» Stated task: Return each line of the data below verbatim; pictures are to be left out.

» Provided data:
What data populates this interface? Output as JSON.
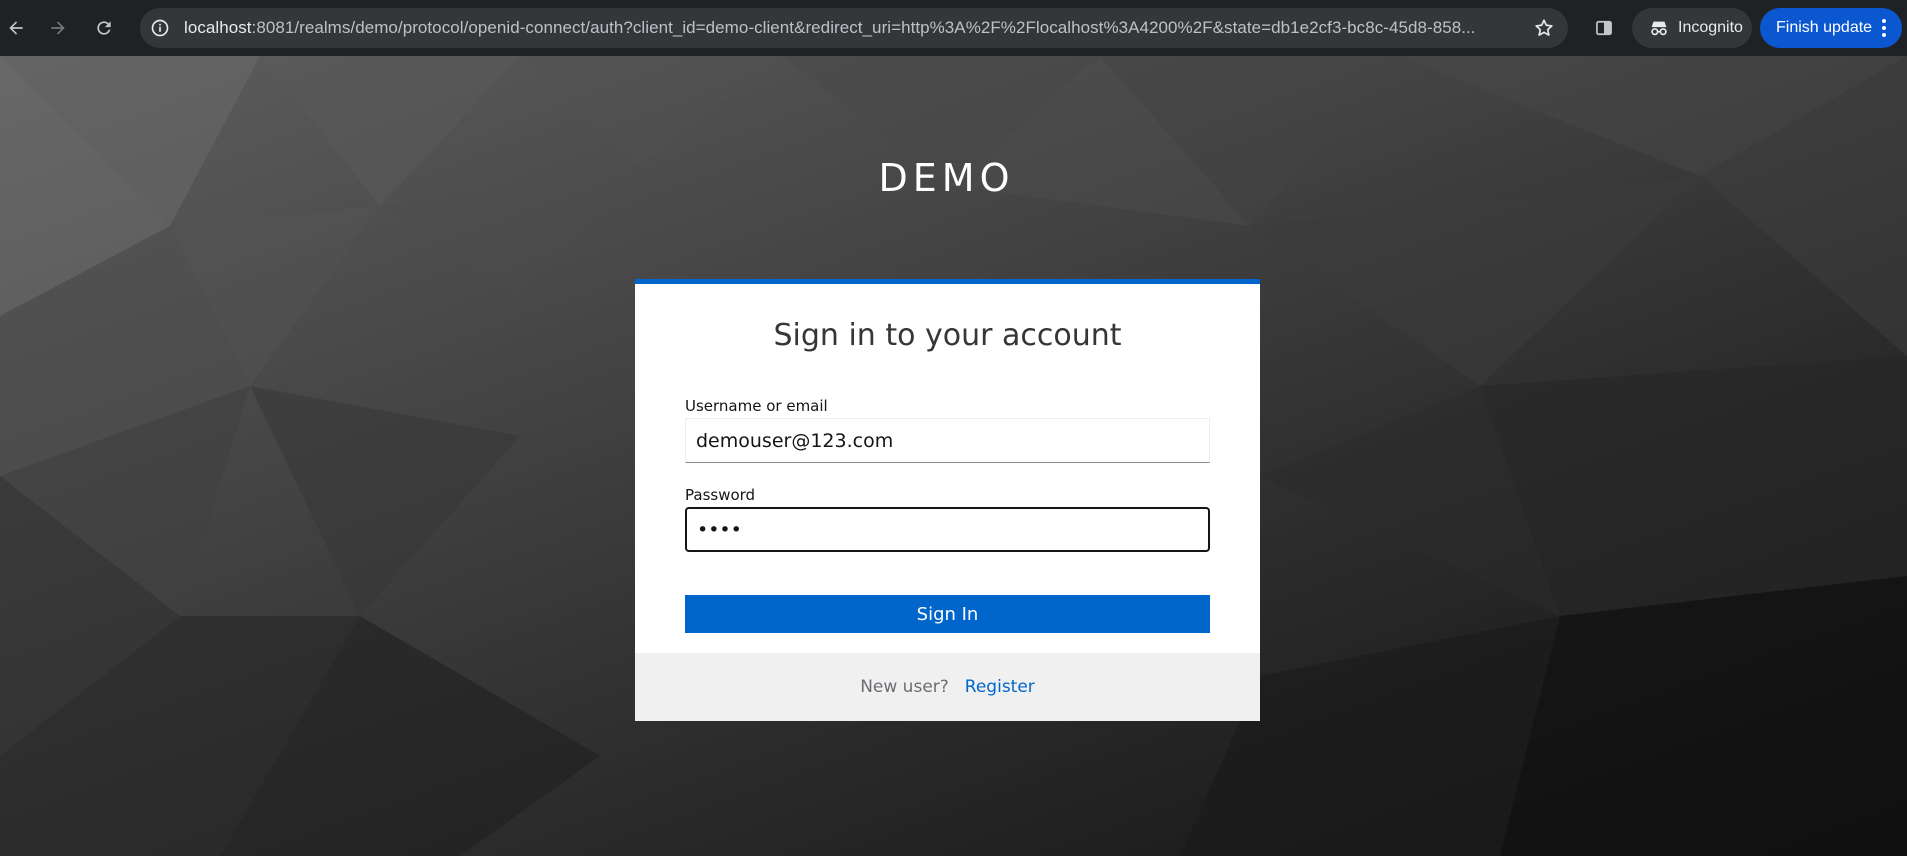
{
  "browser": {
    "url_host": "localhost",
    "url_rest": ":8081/realms/demo/protocol/openid-connect/auth?client_id=demo-client&redirect_uri=http%3A%2F%2Flocalhost%3A4200%2F&state=db1e2cf3-bc8c-45d8-858...",
    "incognito_label": "Incognito",
    "update_label": "Finish update",
    "icons": [
      "back-icon",
      "forward-icon",
      "reload-icon",
      "site-info-icon",
      "star-icon",
      "side-panel-icon",
      "incognito-icon",
      "more-vert-icon"
    ],
    "update_color": "#0b57d0"
  },
  "page": {
    "realm_title": "DEMO",
    "heading": "Sign in to your account",
    "username": {
      "label": "Username or email",
      "value": "demouser@123.com"
    },
    "password": {
      "label": "Password",
      "value": "••••"
    },
    "signin_label": "Sign In",
    "footer": {
      "new_user_text": "New user?",
      "register_label": "Register"
    },
    "accent_color": "#0066cc"
  }
}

» Correct response:
What data populates this interface? Output as JSON.
{
  "browser": {
    "url_host": "localhost",
    "url_rest": ":8081/realms/demo/protocol/openid-connect/auth?client_id=demo-client&redirect_uri=http%3A%2F%2Flocalhost%3A4200%2F&state=db1e2cf3-bc8c-45d8-858...",
    "incognito_label": "Incognito",
    "update_label": "Finish update",
    "icons": [
      "back-icon",
      "forward-icon",
      "reload-icon",
      "site-info-icon",
      "star-icon",
      "side-panel-icon",
      "incognito-icon",
      "more-vert-icon"
    ],
    "update_color": "#0b57d0"
  },
  "page": {
    "realm_title": "DEMO",
    "heading": "Sign in to your account",
    "username": {
      "label": "Username or email",
      "value": "demouser@123.com"
    },
    "password": {
      "label": "Password",
      "value": "••••"
    },
    "signin_label": "Sign In",
    "footer": {
      "new_user_text": "New user?",
      "register_label": "Register"
    },
    "accent_color": "#0066cc"
  }
}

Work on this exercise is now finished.